>> BEGIN

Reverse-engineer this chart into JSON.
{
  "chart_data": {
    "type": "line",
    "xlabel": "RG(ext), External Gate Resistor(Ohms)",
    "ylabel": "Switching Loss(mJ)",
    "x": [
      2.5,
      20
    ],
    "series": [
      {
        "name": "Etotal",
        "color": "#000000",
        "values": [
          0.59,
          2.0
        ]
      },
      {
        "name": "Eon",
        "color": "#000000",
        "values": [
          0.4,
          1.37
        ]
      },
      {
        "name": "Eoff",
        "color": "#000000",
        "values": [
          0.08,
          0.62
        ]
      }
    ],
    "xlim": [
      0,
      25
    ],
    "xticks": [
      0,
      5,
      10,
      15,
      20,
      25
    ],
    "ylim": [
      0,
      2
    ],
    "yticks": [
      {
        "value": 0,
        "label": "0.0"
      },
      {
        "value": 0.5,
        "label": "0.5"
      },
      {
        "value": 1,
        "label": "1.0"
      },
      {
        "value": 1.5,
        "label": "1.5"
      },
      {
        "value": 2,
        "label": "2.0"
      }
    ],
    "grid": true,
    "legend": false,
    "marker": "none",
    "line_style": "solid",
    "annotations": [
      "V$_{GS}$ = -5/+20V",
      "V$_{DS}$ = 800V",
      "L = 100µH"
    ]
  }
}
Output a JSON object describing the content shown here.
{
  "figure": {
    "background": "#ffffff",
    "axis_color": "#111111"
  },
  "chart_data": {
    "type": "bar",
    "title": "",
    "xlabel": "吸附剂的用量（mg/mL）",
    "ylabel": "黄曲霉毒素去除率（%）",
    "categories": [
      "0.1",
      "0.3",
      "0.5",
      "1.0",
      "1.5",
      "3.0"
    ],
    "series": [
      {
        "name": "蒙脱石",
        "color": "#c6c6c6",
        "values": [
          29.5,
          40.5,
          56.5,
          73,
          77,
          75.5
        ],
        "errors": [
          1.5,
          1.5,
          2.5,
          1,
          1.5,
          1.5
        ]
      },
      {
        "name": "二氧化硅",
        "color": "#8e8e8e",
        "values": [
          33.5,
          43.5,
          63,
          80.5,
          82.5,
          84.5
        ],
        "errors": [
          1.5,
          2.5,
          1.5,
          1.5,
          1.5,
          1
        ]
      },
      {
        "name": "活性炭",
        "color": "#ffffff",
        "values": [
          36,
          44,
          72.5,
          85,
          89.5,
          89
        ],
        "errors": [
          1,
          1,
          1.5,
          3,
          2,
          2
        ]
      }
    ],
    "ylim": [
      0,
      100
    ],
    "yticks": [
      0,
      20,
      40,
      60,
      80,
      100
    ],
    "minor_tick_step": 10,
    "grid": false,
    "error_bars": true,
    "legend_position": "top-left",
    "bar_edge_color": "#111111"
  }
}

>> END

The task
Please repeat the material above, word for word and in full.

Exercise answer
Reverse-engineer this chart into JSON.
{
  "chart_data": {
    "type": "line",
    "xlabel": "RG(ext), External Gate Resistor(Ohms)",
    "ylabel": "Switching Loss(mJ)",
    "x": [
      2.5,
      20
    ],
    "series": [
      {
        "name": "Etotal",
        "color": "#000000",
        "values": [
          0.59,
          2.0
        ]
      },
      {
        "name": "Eon",
        "color": "#000000",
        "values": [
          0.4,
          1.37
        ]
      },
      {
        "name": "Eoff",
        "color": "#000000",
        "values": [
          0.08,
          0.62
        ]
      }
    ],
    "xlim": [
      0,
      25
    ],
    "xticks": [
      0,
      5,
      10,
      15,
      20,
      25
    ],
    "ylim": [
      0,
      2
    ],
    "yticks": [
      {
        "value": 0,
        "label": "0.0"
      },
      {
        "value": 0.5,
        "label": "0.5"
      },
      {
        "value": 1,
        "label": "1.0"
      },
      {
        "value": 1.5,
        "label": "1.5"
      },
      {
        "value": 2,
        "label": "2.0"
      }
    ],
    "grid": true,
    "legend": false,
    "marker": "none",
    "line_style": "solid",
    "annotations": [
      "V$_{GS}$ = -5/+20V",
      "V$_{DS}$ = 800V",
      "L = 100µH"
    ]
  }
}
Output a JSON object describing the content shown here.
{
  "figure": {
    "background": "#ffffff",
    "axis_color": "#111111"
  },
  "chart_data": {
    "type": "bar",
    "title": "",
    "xlabel": "吸附剂的用量（mg/mL）",
    "ylabel": "黄曲霉毒素去除率（%）",
    "categories": [
      "0.1",
      "0.3",
      "0.5",
      "1.0",
      "1.5",
      "3.0"
    ],
    "series": [
      {
        "name": "蒙脱石",
        "color": "#c6c6c6",
        "values": [
          29.5,
          40.5,
          56.5,
          73,
          77,
          75.5
        ],
        "errors": [
          1.5,
          1.5,
          2.5,
          1,
          1.5,
          1.5
        ]
      },
      {
        "name": "二氧化硅",
        "color": "#8e8e8e",
        "values": [
          33.5,
          43.5,
          63,
          80.5,
          82.5,
          84.5
        ],
        "errors": [
          1.5,
          2.5,
          1.5,
          1.5,
          1.5,
          1
        ]
      },
      {
        "name": "活性炭",
        "color": "#ffffff",
        "values": [
          36,
          44,
          72.5,
          85,
          89.5,
          89
        ],
        "errors": [
          1,
          1,
          1.5,
          3,
          2,
          2
        ]
      }
    ],
    "ylim": [
      0,
      100
    ],
    "yticks": [
      0,
      20,
      40,
      60,
      80,
      100
    ],
    "minor_tick_step": 10,
    "grid": false,
    "error_bars": true,
    "legend_position": "top-left",
    "bar_edge_color": "#111111"
  }
}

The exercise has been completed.